* _Your instructions_: Extract the records below word for word and ignore the images.
start Information given
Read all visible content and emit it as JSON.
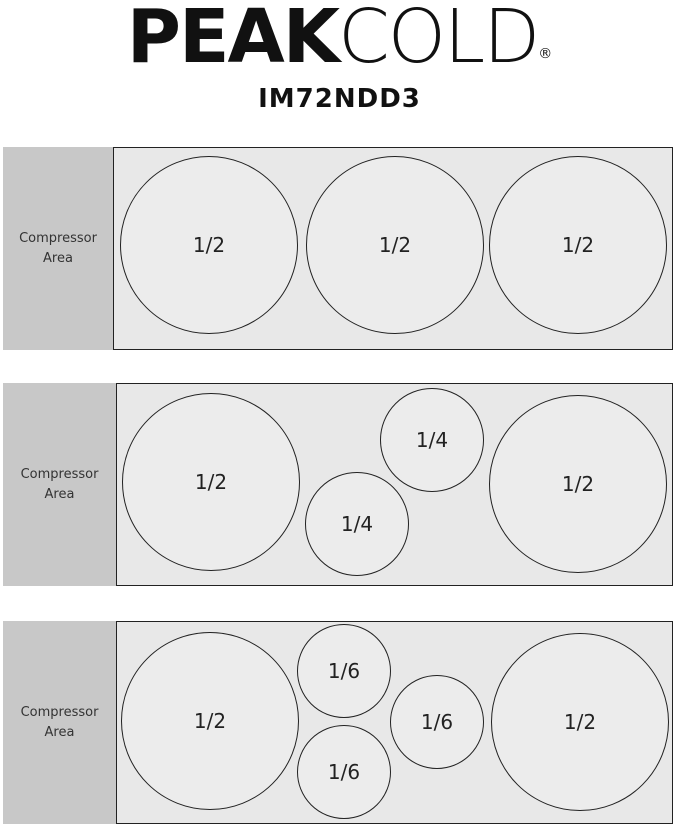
{
  "header": {
    "brand_bold": "PEAK",
    "brand_light": "COLD",
    "brand_mark": "®",
    "model": "IM72NDD3"
  },
  "layouts": [
    {
      "compressor": "Compressor Area",
      "pans": [
        "1/2",
        "1/2",
        "1/2"
      ]
    },
    {
      "compressor": "Compressor Area",
      "pans": [
        "1/2",
        "1/4",
        "1/4",
        "1/2"
      ]
    },
    {
      "compressor": "Compressor Area",
      "pans": [
        "1/2",
        "1/6",
        "1/6",
        "1/6",
        "1/2"
      ]
    }
  ]
}
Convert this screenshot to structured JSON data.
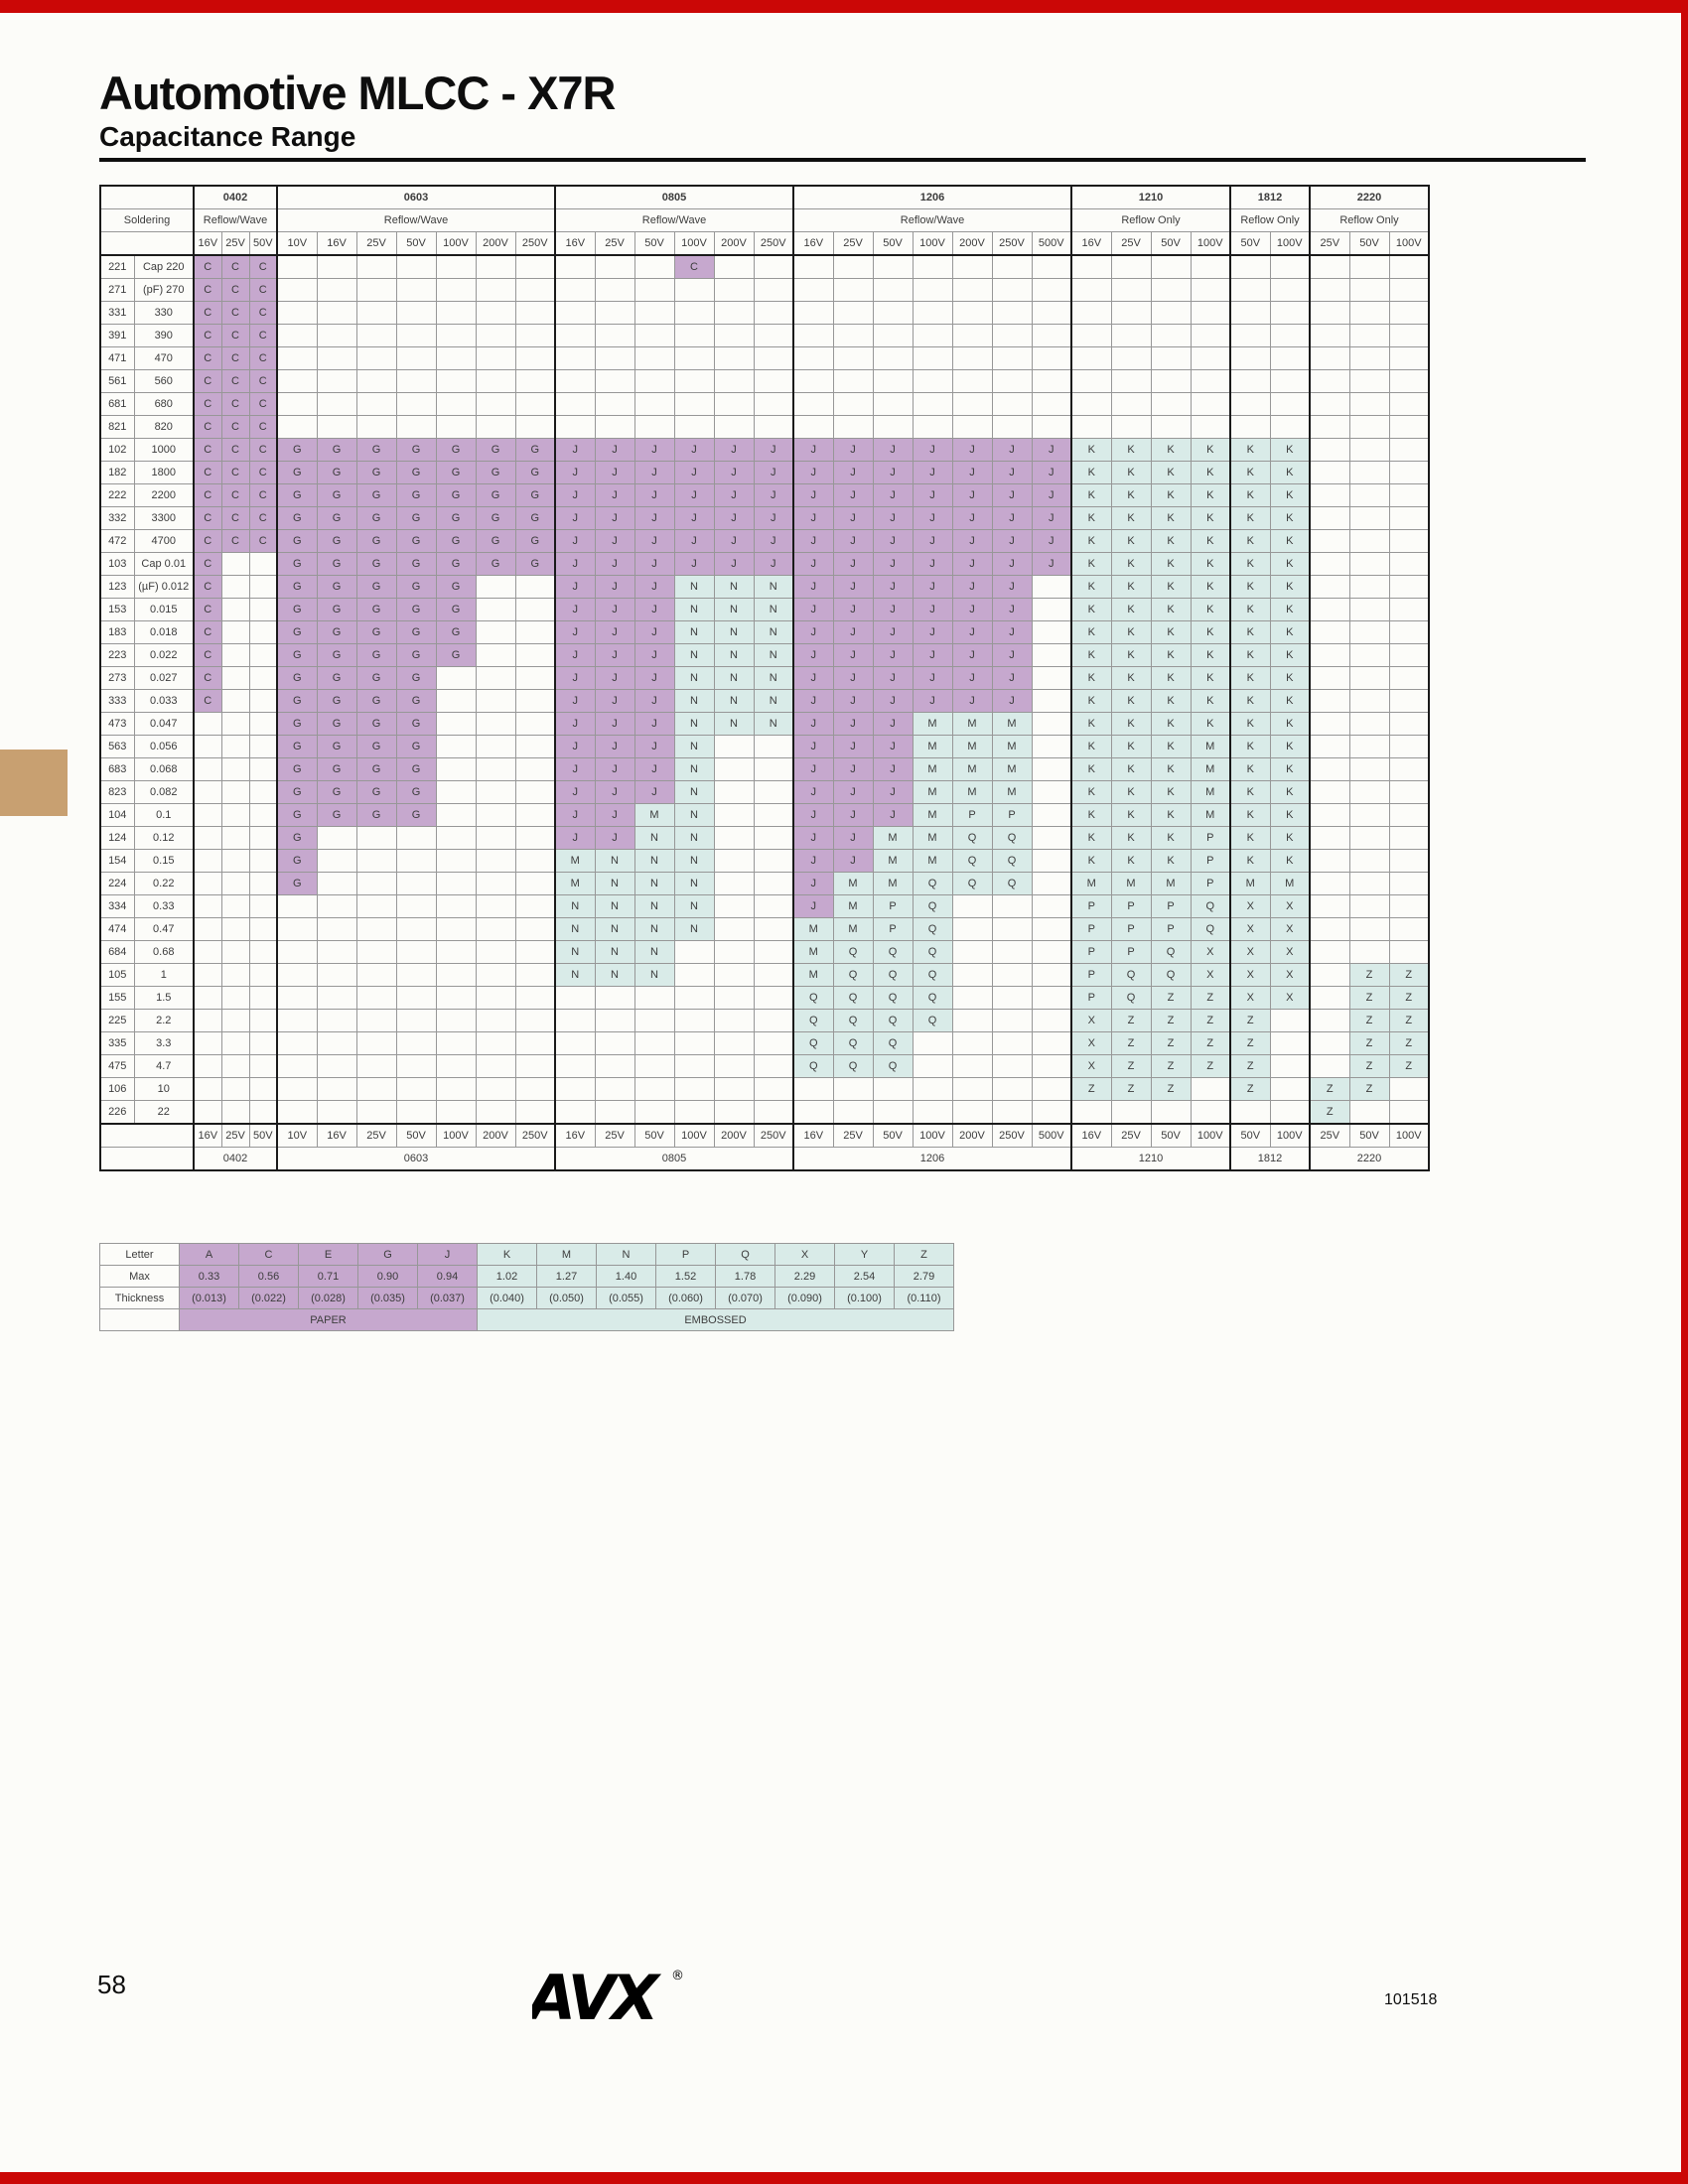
end Information given
* _Completed task_:
Read all visible content and emit it as JSON.
{
  "header": {
    "brand_bold": "PEAK",
    "brand_light": "COLD",
    "brand_mark": "®",
    "model": "IM72NDD3"
  },
  "layouts": [
    {
      "compressor": "Compressor Area",
      "pans": [
        "1/2",
        "1/2",
        "1/2"
      ]
    },
    {
      "compressor": "Compressor Area",
      "pans": [
        "1/2",
        "1/4",
        "1/4",
        "1/2"
      ]
    },
    {
      "compressor": "Compressor Area",
      "pans": [
        "1/2",
        "1/6",
        "1/6",
        "1/6",
        "1/2"
      ]
    }
  ]
}
Convert this screenshot to structured JSON data.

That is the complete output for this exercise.